[START OF The input]
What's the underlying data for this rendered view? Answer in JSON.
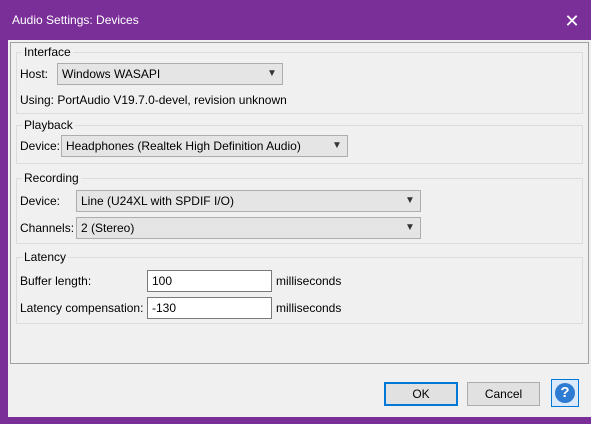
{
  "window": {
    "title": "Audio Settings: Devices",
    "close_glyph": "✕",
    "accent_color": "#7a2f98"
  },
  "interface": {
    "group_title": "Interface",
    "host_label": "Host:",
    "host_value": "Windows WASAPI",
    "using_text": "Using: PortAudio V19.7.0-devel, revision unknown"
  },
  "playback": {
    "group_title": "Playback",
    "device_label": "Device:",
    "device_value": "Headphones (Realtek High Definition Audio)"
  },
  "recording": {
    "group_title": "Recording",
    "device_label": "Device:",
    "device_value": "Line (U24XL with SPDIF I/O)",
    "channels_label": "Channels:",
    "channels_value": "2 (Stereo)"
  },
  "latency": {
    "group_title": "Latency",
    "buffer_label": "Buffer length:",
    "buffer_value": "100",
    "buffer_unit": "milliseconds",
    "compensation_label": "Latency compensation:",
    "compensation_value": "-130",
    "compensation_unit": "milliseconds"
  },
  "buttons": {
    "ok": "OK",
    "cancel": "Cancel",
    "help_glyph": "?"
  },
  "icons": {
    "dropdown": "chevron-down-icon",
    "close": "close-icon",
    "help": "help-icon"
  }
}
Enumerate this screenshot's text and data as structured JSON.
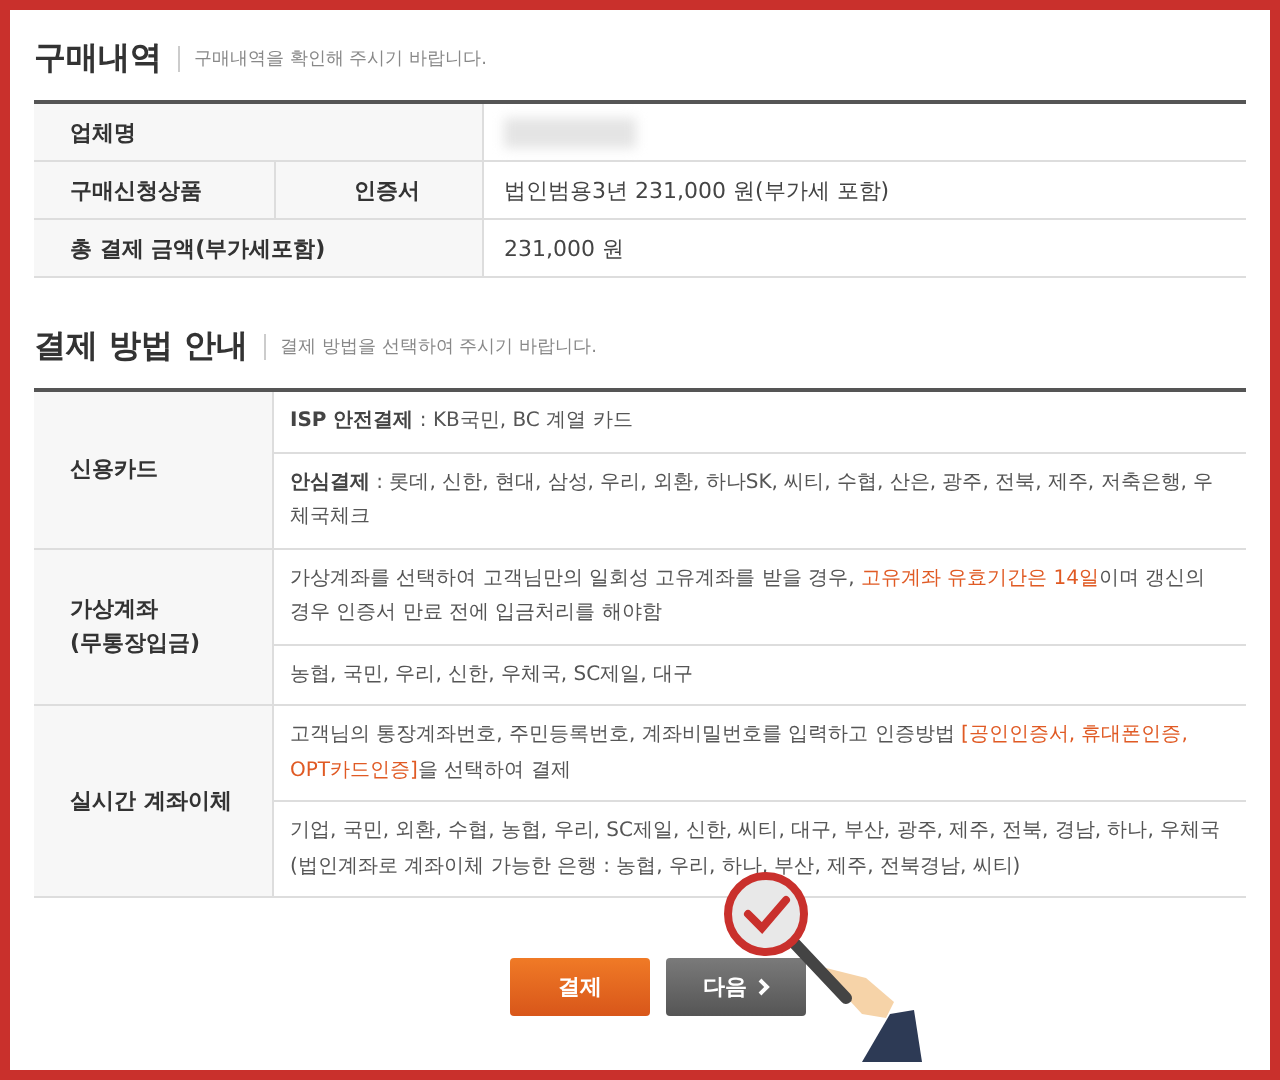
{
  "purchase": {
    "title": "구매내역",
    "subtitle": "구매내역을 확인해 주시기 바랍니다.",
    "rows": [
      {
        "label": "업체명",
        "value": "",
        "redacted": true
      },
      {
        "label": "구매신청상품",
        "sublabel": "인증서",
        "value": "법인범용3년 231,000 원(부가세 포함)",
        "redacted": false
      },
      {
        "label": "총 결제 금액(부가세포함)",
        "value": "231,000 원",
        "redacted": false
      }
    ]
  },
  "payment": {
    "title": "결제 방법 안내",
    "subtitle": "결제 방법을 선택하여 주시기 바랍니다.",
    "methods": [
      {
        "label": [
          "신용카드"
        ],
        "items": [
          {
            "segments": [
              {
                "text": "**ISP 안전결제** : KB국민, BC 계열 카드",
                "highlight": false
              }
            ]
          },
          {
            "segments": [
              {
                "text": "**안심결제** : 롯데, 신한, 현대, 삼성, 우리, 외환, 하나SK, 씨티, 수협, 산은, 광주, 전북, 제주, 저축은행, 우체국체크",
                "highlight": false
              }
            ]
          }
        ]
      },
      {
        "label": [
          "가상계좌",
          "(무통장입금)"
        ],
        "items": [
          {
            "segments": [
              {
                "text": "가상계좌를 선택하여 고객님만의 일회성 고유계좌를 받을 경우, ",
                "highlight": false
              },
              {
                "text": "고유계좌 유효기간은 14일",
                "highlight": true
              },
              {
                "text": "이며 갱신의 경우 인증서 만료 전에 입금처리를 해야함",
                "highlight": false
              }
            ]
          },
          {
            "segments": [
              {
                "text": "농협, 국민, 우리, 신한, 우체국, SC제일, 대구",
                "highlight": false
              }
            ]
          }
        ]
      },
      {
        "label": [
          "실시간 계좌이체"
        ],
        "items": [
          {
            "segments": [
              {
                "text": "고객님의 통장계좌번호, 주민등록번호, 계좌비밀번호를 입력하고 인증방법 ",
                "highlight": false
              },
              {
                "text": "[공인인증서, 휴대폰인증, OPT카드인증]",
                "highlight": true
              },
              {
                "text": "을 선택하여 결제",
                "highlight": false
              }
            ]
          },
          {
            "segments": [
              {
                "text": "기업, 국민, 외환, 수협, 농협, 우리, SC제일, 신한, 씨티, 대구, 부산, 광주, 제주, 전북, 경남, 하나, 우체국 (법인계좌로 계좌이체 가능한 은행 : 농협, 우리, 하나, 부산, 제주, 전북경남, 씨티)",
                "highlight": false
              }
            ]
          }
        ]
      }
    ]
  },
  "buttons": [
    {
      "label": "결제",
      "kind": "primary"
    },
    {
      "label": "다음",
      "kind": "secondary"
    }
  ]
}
[END OF The input]
» **Exercise aim**: All the lines above are to be given again exactly as they read, with the pictures removed.

» **Exercise result**:
What's the underlying data for this rendered view? Answer in JSON.
{
  "window": {
    "title": "Audio Settings: Devices",
    "close_glyph": "✕",
    "accent_color": "#7a2f98"
  },
  "interface": {
    "group_title": "Interface",
    "host_label": "Host:",
    "host_value": "Windows WASAPI",
    "using_text": "Using: PortAudio V19.7.0-devel, revision unknown"
  },
  "playback": {
    "group_title": "Playback",
    "device_label": "Device:",
    "device_value": "Headphones (Realtek High Definition Audio)"
  },
  "recording": {
    "group_title": "Recording",
    "device_label": "Device:",
    "device_value": "Line (U24XL with SPDIF I/O)",
    "channels_label": "Channels:",
    "channels_value": "2 (Stereo)"
  },
  "latency": {
    "group_title": "Latency",
    "buffer_label": "Buffer length:",
    "buffer_value": "100",
    "buffer_unit": "milliseconds",
    "compensation_label": "Latency compensation:",
    "compensation_value": "-130",
    "compensation_unit": "milliseconds"
  },
  "buttons": {
    "ok": "OK",
    "cancel": "Cancel",
    "help_glyph": "?"
  },
  "icons": {
    "dropdown": "chevron-down-icon",
    "close": "close-icon",
    "help": "help-icon"
  }
}
Enumerate this screenshot's text and data as structured JSON.
{
  "purchase": {
    "title": "구매내역",
    "subtitle": "구매내역을 확인해 주시기 바랍니다.",
    "rows": [
      {
        "label": "업체명",
        "value": "",
        "redacted": true
      },
      {
        "label": "구매신청상품",
        "sublabel": "인증서",
        "value": "법인범용3년 231,000 원(부가세 포함)",
        "redacted": false
      },
      {
        "label": "총 결제 금액(부가세포함)",
        "value": "231,000 원",
        "redacted": false
      }
    ]
  },
  "payment": {
    "title": "결제 방법 안내",
    "subtitle": "결제 방법을 선택하여 주시기 바랍니다.",
    "methods": [
      {
        "label": [
          "신용카드"
        ],
        "items": [
          {
            "segments": [
              {
                "text": "**ISP 안전결제** : KB국민, BC 계열 카드",
                "highlight": false
              }
            ]
          },
          {
            "segments": [
              {
                "text": "**안심결제** : 롯데, 신한, 현대, 삼성, 우리, 외환, 하나SK, 씨티, 수협, 산은, 광주, 전북, 제주, 저축은행, 우체국체크",
                "highlight": false
              }
            ]
          }
        ]
      },
      {
        "label": [
          "가상계좌",
          "(무통장입금)"
        ],
        "items": [
          {
            "segments": [
              {
                "text": "가상계좌를 선택하여 고객님만의 일회성 고유계좌를 받을 경우, ",
                "highlight": false
              },
              {
                "text": "고유계좌 유효기간은 14일",
                "highlight": true
              },
              {
                "text": "이며 갱신의 경우 인증서 만료 전에 입금처리를 해야함",
                "highlight": false
              }
            ]
          },
          {
            "segments": [
              {
                "text": "농협, 국민, 우리, 신한, 우체국, SC제일, 대구",
                "highlight": false
              }
            ]
          }
        ]
      },
      {
        "label": [
          "실시간 계좌이체"
        ],
        "items": [
          {
            "segments": [
              {
                "text": "고객님의 통장계좌번호, 주민등록번호, 계좌비밀번호를 입력하고 인증방법 ",
                "highlight": false
              },
              {
                "text": "[공인인증서, 휴대폰인증, OPT카드인증]",
                "highlight": true
              },
              {
                "text": "을 선택하여 결제",
                "highlight": false
              }
            ]
          },
          {
            "segments": [
              {
                "text": "기업, 국민, 외환, 수협, 농협, 우리, SC제일, 신한, 씨티, 대구, 부산, 광주, 제주, 전북, 경남, 하나, 우체국 (법인계좌로 계좌이체 가능한 은행 : 농협, 우리, 하나, 부산, 제주, 전북경남, 씨티)",
                "highlight": false
              }
            ]
          }
        ]
      }
    ]
  },
  "buttons": [
    {
      "label": "결제",
      "kind": "primary"
    },
    {
      "label": "다음",
      "kind": "secondary"
    }
  ]
}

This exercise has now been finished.